> TASK DIRECTIONS:
Check every line of the material below for the string "sensin", and return the ones that have it.

(Data items)
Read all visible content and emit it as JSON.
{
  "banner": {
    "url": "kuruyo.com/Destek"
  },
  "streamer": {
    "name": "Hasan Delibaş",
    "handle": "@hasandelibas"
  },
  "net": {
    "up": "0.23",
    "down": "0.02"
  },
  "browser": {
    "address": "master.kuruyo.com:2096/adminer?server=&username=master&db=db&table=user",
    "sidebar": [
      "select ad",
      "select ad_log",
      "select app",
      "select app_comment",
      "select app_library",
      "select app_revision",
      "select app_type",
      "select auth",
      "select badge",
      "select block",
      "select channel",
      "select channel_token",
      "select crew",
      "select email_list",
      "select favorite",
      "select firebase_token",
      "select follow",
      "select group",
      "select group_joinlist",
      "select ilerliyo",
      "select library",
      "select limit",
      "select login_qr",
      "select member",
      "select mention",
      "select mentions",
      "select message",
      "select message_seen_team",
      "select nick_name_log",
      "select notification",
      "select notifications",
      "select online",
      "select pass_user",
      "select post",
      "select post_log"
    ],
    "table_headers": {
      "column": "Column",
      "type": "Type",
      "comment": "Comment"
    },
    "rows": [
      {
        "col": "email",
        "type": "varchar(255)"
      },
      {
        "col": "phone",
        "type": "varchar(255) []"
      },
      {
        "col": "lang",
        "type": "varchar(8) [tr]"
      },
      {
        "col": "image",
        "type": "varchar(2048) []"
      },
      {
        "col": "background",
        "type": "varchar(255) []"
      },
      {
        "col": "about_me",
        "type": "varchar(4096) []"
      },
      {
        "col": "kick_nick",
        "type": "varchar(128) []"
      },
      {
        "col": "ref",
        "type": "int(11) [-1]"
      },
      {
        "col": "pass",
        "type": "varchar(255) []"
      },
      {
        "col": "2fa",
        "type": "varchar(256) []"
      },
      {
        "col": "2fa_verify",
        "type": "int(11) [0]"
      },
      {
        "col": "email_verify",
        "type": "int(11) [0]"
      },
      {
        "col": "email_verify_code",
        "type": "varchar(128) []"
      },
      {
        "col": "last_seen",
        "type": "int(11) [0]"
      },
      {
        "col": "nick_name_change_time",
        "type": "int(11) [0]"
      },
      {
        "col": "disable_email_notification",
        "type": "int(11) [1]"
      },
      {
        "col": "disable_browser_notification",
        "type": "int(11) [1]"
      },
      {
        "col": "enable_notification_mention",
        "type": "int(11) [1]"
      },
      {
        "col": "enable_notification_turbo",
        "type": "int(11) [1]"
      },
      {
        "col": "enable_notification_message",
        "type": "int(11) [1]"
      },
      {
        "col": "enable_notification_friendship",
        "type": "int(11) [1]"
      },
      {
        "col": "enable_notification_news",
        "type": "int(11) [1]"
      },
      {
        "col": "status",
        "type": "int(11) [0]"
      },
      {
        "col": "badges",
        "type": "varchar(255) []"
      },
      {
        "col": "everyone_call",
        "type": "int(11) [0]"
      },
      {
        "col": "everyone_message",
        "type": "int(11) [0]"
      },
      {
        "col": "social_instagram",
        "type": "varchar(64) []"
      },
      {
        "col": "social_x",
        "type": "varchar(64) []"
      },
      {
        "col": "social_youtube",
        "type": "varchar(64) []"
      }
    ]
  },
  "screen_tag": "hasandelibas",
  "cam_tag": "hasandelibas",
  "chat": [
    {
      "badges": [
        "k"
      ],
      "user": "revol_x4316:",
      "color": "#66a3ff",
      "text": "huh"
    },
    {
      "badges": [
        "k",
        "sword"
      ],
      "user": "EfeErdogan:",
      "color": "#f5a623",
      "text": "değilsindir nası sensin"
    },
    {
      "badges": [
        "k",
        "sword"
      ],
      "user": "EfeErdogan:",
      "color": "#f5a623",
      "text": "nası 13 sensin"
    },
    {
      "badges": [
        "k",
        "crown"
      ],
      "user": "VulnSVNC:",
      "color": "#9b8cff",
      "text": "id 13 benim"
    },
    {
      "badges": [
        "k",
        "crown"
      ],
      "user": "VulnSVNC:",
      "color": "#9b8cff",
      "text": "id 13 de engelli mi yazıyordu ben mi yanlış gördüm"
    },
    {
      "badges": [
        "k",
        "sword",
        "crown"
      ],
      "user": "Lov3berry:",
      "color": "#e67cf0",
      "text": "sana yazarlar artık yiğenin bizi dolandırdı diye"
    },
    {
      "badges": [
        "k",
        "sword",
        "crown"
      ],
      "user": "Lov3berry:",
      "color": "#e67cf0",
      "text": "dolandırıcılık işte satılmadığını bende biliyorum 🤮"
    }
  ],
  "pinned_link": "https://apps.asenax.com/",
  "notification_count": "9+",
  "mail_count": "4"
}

> REPLY TO THE TASK:
      "text": "değilsindir nası sensin"
      "text": "nası 13 sensin"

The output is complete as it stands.